• Document section
· · ·

An audience with Tony Wilson

September 2004

Half the world thinks Tony Wilson is a visionary; the other half thinks he is a prat. He helped to reshape Manchester in the 1980s, thanks to the success of Factory Records and the fame of the Hacienda Club, but his beloved home town refuses to massage his large ego. “We’re not very big on gratitude and appreciation in Manchester,” he says. “We don’t go in for that very much.”

Wilson was a journalist at Granada in the mid-70s when the punk revolution broke. He was one of 42 people at a seminal Sex Pistols gig in Manchester and decided that the revolution should be televised. He put the band on So It Goes, the arts programme he fronted, and gave an early airing to a lot of other talent too – Blondie, the Buzzcocks, Elvis Costello, the Jam.

Never a man to downplay his achievements, he says he never once called it wrong. “I hope this doesn’t sound too arrogant,” he says ingenuously, “because I don’t want to be the José Mourinho of music, but I have a reputation for the 40 or 50 bands I put on television for the first time. Yet I always say if there are 50 amazing bands that I put on television for the first time, my real achievement is the 270 I didn’t, because I was right about them as well.” OK, José.

Factory Records was born when Granada suddenly decided that So It Goes had to go. There had been a falling out over Granada’s desire to excise the odd F-word from an Iggy Pop song and Wilson, never a man to compromise, refused to back down. “I was on my high horse claiming this was art,” he recalls. “You wouldn’t play with Mozart, how dare you play with an Iggy Pop performance. My bosses got more and more pissed off. I can understand it, I must have been a real pain the arse.” The programme was axed and Wilson went back to doing straight reporting.

But not for long. He had been bitten by the music bug and soon embarked on a dual career – journalist by day, rock impresario by night. “Having touched this world that had been my obsession from afar and been suddenly connected to it – Malcolm McLaren had given me a ‘Weird Sex’ T-shirt, Elvis Costello used to wink at me going on stage at a gig – I was part of this dream world and I didn’t want to lose it.”

Factory’s breakthrough came almost immediately with the signing of Joy Division, and Wilson’s description of how he spotted them sums up his thinking on what talent really is. “There used to be a night in Manchester arranged by the London labels Stiff and Chiswick, which went round the country doing talent nights,” he recalls. “Twelve bands played at Rafters that night. Every band in Manchester who was any good, or even halfway good, was playing. I watched the whole night and all these bands were quite good, then suddenly at the very end of the night – at five past two, they only played three numbers – came Joy Division, and it was chalk and cheese.

“It was a completely different experience. Every other band that was on stage that night was there because they wanted to be pop stars. They wanted to be in rock and roll. You could see it in the way they stood on stage and the look in their eyes. When Joy Division came on stage, they were on that stage because they had no fucking choice. They were driven and that is the difference: 99.9% of bands are there because they want to be pop stars; 0.1% are there because they have no choice. And the ones I love are the ones that have no choice, that are driven by their talent. I realised it that night and that has always been my definition ever since.”

· · ·

• Data provided
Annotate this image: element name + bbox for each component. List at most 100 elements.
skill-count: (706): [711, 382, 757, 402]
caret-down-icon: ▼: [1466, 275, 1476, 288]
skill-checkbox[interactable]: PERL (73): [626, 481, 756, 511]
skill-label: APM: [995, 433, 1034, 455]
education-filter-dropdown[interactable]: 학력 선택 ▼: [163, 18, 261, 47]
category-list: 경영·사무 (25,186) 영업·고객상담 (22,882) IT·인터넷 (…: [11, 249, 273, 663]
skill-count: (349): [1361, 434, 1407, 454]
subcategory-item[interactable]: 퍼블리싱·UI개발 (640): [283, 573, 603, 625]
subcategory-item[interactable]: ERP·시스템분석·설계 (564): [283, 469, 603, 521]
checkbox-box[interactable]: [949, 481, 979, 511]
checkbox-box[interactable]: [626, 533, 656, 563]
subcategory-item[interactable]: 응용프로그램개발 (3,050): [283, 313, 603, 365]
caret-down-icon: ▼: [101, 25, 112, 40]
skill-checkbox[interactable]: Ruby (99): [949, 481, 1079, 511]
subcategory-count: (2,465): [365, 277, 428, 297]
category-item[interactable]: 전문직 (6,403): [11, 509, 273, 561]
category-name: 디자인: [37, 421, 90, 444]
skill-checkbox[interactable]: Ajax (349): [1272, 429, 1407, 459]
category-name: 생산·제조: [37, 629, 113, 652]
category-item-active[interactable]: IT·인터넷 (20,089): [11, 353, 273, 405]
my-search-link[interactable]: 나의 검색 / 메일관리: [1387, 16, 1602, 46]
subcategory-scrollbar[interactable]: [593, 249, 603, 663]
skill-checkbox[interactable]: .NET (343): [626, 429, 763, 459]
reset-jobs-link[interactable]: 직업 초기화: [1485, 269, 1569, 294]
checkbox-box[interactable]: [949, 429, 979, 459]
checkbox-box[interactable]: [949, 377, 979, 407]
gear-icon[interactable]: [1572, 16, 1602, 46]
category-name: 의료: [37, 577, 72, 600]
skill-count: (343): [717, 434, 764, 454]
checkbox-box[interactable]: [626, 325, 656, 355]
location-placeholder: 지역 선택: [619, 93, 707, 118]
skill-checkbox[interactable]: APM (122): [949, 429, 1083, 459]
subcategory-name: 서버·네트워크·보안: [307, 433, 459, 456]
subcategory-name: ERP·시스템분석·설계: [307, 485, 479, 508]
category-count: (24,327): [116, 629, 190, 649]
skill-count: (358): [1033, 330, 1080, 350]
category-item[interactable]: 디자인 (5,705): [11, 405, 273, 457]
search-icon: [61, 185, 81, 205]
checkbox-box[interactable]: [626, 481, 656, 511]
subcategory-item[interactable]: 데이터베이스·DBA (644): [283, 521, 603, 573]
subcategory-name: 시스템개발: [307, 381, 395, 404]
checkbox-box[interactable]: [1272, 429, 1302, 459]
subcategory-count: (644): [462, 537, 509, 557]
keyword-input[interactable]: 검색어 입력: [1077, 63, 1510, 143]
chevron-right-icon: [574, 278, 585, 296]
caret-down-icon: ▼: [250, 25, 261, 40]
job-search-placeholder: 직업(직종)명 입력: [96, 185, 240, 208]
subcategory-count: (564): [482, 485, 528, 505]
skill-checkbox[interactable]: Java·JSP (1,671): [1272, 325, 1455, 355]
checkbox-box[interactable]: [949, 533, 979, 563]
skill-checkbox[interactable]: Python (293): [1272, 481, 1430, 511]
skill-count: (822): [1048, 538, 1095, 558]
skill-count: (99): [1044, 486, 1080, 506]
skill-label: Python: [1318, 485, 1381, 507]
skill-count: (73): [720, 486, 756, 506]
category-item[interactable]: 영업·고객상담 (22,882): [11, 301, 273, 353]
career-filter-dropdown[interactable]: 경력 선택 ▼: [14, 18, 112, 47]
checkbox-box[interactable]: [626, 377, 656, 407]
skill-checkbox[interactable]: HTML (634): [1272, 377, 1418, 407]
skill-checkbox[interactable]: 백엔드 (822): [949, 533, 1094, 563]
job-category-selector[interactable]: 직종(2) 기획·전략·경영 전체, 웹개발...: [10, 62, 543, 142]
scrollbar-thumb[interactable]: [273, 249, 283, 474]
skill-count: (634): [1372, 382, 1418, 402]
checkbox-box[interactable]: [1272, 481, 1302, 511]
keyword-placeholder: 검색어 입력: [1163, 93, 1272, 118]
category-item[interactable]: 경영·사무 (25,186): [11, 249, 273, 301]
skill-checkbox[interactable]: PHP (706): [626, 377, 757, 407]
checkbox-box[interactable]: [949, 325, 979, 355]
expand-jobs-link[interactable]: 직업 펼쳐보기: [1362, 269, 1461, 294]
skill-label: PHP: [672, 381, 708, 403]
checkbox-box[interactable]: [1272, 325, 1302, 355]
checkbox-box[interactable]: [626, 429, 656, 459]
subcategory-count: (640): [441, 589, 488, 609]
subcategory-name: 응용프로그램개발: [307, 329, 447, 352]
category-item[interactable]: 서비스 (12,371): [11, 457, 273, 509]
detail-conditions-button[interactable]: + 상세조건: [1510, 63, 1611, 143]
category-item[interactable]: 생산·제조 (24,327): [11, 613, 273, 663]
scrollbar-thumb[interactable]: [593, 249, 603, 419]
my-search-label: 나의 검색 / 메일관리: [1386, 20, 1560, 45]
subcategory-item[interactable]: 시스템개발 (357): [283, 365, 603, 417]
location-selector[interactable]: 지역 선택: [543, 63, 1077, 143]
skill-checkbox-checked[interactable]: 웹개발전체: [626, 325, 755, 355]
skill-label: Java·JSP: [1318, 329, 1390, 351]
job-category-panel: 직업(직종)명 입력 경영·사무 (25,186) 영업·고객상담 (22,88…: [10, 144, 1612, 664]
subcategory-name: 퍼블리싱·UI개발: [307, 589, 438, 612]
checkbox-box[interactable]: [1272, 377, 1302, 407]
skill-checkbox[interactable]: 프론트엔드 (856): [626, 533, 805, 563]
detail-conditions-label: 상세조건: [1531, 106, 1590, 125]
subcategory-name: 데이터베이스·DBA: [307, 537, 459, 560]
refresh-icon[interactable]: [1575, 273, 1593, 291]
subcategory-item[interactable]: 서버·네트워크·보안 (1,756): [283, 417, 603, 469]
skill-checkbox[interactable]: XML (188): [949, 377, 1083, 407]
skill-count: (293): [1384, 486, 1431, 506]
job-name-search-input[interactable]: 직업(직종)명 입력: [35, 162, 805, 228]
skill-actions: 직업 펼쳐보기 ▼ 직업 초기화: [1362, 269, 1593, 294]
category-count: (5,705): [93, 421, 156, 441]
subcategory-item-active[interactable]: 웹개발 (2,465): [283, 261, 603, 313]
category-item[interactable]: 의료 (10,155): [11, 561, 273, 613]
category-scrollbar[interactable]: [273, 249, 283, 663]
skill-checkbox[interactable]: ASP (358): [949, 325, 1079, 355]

· · ·

• What to do
- a) In the records, update the lines from the very first one through the line that contains "skill-label: APM: [995, 433, 1034, 455]", both included, so that "caret-down-icon" becomes "arrow-down-icon" and nothing else changes. Give back only those lines.
- b) Write what comes next in the profile of Tony Wilson, starting right after its last sentence.

• Answers per task
- a)
Annotate this image: element name + bbox for each component. List at most 100 elements.
skill-count: (706): [711, 382, 757, 402]
arrow-down-icon: ▼: [1466, 275, 1476, 288]
skill-checkbox[interactable]: PERL (73): [626, 481, 756, 511]
skill-label: APM: [995, 433, 1034, 455]

- b)
Joy Division, who quickly developed a cult following and became hugely influential, were nothing if not driven. Too driven, in fact. Two days before their US tour was due to begin in 1980, their totemic lead singer Ian Curtis hanged himself, the first of a series of deaths of key figures associated with Factory – Wilson’s partner, Rob Gretton, and producer Martin Hannett also died young. Talent can, it seems, sometimes exact a heavy price.

Joy Division survived the trauma of Curtis’s death and reformed as New Order, who underpinned the growing success of Factory in the 80s. Wilson has overseen the fortunes of 40 bands and says his reasons for signing them were idiosyncratic. “I’ll sign a band just because of the way they stand in a room. It’s in their eyes. About five years ago I was driving along in my car and Sir George Martin was on Desert Island Discs, and Sue Lawley goes, ‘So Sir George, when Brian Epstein was hawking tapes of the Beatles around London, no one in the music business liked the tapes, did they?’ And George goes ‘No, they all hated them.’ And she said: ‘But you loved them.’ And he said: ‘No, I hated them too.’ And you could hear Sue Lawley almost fall off her chair. ‘What do you mean?’ ‘I hated them, I thought they were dreadful tapes.’ ‘So why did you sign them?’ ‘It was because of the way they stood in the room.’ I pulled over, jumped out of my car and shouted with joy. George Martin had exactly the same attitude as me.’ ”

The X factor, the thing that record executives go to dingy basements and back rooms in pubs in search of. In the late 80s, Wilson hit the jackpot again with the Happy Mondays. “They were a working-class band, but my A&R [artists and repertoire] man discovered them playing in the middle-class suburb of Bramall. We got them to play as support at the Hacienda [the club Wilson had opened in the centre of Manchester]. Normally A&R men will say ‘this band is like a cross between Led Zeppelin and the Sundays’ but you couldn’t say that about the Mondays. We had no idea what they were but we loved them.”

So did everyone else. They, along with the Hacienda, symbolised “Madchester” in the late 80s and early 90s, and transformed the image of the city from tough, declining industrial city to the hippest, most happening place in Britain. It was of course too good to last: drugs took their toll on the Mondays and played their part in the decline of the Hacienda too, which became associated with ecstasy and gang warfare. Factory went bust in 1992, the victim of its own overexpansion and the property collapse, and the Hacienda closed in 1997.

Wilson is 54 now, running a new label called Red Cellars, organising an international music conference called In the City, enthusing about a new band – a “grime” outfit called Raw-T – and still doing some work for Granada, though he lost his regular gig on the station last year when a couple of “fucks” slipped out during the afternoon news. This time he, rather than Iggy Pop, had uttered them and he paid the price. Sitting in the Fat Cat café, this professed anti-fat cat is unrepentant about the poor business sense that cost him his company.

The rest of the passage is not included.